**** Supplied information
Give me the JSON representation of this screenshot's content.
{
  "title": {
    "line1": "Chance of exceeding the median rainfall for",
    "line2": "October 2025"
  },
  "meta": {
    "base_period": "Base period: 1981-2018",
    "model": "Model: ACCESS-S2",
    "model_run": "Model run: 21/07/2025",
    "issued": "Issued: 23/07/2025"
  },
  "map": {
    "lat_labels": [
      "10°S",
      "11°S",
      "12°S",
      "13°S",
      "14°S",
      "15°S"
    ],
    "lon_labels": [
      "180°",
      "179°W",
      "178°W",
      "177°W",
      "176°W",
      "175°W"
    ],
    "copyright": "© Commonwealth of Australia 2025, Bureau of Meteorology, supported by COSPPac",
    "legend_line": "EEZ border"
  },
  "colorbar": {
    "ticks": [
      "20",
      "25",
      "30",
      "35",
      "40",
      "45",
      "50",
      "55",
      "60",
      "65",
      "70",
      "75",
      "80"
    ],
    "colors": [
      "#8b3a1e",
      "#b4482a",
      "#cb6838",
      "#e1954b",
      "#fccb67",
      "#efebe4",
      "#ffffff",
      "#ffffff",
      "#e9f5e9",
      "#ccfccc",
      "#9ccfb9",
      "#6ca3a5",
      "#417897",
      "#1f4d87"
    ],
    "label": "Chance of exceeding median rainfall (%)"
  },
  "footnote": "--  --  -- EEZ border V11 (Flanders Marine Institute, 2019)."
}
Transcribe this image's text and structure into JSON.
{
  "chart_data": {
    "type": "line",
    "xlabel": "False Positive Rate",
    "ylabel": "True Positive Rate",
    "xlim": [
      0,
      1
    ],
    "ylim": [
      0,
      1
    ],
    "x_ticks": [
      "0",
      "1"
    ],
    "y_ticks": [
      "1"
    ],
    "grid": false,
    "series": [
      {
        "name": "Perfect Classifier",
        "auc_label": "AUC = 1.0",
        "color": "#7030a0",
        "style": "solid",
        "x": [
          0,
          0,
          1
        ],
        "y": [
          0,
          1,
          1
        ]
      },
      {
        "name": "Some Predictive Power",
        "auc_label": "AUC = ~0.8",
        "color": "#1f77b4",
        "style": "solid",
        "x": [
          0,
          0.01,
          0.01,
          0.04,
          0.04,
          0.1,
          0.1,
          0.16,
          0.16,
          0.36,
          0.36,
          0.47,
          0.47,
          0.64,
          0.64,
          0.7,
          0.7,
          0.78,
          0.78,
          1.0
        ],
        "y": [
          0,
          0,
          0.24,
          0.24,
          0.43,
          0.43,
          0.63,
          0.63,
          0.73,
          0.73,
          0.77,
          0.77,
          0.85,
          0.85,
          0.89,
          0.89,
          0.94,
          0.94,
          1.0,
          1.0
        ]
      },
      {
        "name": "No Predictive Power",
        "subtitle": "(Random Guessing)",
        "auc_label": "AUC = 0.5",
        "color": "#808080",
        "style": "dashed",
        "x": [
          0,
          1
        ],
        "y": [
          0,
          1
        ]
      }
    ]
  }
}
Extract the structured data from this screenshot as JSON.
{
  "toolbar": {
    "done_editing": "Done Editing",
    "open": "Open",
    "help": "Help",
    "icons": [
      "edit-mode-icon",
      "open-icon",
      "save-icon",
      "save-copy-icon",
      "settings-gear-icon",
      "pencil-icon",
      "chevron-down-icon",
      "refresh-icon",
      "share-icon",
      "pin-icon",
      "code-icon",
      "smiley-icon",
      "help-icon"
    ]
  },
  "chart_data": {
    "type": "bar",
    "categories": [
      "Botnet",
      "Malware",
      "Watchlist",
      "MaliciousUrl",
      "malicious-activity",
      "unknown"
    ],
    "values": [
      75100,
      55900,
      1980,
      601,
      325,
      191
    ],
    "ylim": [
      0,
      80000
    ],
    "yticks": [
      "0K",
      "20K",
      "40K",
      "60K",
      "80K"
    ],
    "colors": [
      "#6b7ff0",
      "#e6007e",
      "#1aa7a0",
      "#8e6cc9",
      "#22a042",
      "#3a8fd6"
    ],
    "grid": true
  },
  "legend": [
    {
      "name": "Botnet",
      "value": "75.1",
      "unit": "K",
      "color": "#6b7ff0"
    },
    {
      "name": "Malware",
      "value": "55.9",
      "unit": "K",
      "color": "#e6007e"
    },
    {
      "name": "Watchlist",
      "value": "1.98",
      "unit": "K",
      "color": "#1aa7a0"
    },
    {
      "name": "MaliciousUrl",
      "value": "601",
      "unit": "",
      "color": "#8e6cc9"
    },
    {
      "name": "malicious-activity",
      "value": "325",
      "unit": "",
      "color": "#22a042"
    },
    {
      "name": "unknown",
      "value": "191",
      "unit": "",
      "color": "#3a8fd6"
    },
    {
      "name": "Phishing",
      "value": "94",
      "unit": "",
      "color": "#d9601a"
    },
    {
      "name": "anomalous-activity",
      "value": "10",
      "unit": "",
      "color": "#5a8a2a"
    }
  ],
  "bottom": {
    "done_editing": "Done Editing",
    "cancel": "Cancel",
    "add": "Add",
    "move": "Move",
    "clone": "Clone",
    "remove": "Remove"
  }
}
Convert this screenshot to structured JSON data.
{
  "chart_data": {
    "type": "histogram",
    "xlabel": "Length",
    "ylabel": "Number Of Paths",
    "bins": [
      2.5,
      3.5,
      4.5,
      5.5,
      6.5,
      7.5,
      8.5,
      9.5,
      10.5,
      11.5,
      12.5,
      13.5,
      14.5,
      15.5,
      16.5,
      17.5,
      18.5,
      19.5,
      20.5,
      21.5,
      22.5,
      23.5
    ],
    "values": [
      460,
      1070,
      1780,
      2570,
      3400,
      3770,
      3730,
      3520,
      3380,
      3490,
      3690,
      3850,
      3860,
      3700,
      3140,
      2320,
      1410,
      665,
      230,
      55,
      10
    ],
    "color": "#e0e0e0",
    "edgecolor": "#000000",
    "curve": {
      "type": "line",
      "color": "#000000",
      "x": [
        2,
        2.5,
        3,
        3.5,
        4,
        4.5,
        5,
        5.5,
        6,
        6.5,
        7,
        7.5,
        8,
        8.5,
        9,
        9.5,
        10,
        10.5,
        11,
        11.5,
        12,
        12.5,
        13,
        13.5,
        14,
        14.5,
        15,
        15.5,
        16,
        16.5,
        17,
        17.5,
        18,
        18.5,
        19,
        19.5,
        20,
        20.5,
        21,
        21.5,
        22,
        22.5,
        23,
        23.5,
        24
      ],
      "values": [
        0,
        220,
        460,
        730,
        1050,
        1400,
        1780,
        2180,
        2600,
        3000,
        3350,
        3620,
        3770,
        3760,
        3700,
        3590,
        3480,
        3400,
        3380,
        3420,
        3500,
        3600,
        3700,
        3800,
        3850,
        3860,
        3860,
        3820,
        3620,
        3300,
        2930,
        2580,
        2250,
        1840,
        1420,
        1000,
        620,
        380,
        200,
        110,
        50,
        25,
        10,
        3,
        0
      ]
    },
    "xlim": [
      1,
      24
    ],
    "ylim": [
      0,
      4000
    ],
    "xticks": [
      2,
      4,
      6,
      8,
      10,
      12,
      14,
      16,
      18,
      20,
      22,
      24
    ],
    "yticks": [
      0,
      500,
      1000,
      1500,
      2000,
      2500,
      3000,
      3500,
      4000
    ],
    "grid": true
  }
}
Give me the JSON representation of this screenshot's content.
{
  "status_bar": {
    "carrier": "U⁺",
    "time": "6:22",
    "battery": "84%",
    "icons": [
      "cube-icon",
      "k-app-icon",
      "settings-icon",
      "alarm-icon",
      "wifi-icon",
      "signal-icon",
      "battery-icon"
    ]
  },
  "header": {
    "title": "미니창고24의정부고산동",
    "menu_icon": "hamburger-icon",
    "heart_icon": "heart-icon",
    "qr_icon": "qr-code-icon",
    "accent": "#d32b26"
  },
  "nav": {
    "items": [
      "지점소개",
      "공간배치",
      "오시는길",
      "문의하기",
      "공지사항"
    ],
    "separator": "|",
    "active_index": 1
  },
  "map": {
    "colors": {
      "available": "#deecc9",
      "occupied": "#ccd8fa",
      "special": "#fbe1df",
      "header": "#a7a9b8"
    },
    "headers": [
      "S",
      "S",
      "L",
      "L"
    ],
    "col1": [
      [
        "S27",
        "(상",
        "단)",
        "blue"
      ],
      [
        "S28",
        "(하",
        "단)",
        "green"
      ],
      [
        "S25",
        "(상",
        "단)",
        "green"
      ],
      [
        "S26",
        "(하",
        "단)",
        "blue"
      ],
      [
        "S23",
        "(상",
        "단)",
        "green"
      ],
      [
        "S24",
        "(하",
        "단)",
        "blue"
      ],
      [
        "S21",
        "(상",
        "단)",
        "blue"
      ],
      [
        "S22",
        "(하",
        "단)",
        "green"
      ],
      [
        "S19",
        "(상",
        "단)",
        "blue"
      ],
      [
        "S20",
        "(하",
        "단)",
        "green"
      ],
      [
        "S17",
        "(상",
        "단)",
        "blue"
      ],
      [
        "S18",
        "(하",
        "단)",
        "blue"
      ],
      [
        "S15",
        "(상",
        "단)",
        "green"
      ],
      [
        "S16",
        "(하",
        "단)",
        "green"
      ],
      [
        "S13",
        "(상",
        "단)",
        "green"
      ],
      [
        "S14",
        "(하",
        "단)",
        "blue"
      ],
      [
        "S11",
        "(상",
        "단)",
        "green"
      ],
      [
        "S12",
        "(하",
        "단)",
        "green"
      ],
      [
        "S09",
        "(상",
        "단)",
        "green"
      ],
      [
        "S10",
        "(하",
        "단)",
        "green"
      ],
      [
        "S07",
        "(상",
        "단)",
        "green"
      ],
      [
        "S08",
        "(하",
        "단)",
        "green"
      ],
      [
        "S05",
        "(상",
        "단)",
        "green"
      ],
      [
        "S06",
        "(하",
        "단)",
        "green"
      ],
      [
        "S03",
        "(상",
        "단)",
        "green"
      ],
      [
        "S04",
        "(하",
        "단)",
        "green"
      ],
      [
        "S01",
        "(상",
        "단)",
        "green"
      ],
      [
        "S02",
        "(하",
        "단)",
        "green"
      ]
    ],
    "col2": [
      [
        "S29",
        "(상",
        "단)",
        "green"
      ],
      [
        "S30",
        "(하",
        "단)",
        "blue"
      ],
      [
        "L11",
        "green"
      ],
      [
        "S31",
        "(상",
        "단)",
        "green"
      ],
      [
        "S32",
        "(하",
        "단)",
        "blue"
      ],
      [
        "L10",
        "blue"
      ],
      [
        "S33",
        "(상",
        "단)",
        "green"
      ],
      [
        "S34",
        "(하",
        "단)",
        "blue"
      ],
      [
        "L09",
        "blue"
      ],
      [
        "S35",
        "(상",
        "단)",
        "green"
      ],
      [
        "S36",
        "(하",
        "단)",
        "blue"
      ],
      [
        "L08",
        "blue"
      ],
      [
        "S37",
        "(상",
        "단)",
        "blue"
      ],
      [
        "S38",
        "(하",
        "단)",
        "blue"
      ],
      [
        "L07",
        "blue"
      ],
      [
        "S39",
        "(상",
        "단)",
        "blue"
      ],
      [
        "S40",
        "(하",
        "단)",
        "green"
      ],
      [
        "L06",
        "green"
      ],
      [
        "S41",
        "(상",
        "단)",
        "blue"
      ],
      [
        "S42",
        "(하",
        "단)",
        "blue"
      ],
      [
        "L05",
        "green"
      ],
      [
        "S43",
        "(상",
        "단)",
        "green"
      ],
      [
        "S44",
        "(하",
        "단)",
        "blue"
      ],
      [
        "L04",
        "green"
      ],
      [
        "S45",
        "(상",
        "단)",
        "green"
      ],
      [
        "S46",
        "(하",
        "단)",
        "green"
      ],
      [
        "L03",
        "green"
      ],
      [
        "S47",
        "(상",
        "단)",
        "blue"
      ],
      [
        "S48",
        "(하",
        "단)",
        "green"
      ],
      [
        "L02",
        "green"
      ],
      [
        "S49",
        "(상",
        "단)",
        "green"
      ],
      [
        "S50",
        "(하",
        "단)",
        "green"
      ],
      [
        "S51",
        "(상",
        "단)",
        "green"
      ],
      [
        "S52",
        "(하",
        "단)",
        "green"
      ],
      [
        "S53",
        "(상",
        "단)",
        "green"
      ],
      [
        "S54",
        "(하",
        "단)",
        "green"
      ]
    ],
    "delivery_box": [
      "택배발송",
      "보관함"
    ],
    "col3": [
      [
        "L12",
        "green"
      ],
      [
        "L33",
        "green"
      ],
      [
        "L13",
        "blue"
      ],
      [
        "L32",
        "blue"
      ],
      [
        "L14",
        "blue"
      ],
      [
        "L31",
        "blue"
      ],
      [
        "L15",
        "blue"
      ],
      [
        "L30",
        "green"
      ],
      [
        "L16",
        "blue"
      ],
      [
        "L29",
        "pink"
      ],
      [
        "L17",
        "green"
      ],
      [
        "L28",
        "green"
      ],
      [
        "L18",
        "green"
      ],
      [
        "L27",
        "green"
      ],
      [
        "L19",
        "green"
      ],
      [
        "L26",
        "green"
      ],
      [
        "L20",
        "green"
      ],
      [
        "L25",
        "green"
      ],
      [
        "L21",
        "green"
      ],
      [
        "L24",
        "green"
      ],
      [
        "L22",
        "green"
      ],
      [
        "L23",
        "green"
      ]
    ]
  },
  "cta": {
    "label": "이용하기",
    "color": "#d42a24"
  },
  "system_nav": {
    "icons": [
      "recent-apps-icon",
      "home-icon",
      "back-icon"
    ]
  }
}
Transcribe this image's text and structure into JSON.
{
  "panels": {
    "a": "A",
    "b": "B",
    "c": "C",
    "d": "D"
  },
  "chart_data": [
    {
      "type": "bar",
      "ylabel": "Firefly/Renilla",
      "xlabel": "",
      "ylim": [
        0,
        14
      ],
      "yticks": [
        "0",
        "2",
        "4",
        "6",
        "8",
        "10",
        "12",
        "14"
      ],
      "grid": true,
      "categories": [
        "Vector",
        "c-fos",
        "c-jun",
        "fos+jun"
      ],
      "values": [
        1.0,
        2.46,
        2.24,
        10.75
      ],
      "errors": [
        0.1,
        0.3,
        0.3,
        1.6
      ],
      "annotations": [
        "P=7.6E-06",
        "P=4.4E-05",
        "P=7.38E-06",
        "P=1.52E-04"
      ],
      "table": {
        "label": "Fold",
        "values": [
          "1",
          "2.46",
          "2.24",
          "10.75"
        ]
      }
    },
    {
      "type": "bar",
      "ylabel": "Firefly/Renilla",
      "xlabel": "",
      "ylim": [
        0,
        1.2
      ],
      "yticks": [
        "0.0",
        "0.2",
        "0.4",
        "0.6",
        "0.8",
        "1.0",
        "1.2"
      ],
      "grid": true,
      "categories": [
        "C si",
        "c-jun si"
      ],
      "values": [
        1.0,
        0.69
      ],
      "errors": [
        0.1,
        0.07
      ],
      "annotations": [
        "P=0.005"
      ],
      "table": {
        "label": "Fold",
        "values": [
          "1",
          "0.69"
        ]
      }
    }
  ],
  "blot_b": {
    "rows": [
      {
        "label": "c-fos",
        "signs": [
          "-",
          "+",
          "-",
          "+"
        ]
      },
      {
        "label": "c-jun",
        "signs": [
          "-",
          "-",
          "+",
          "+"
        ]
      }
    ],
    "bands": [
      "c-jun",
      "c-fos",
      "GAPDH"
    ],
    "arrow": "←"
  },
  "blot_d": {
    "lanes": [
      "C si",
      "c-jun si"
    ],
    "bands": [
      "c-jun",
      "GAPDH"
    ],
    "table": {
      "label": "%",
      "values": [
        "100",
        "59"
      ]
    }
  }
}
********
To do
Select the lines in this material that hold the word "type", leaving none out.

Finished exercise
    "type": "line",
    "type": "bar",
    "type": "histogram",
      "type": "line",
      "type": "bar",
      "type": "bar",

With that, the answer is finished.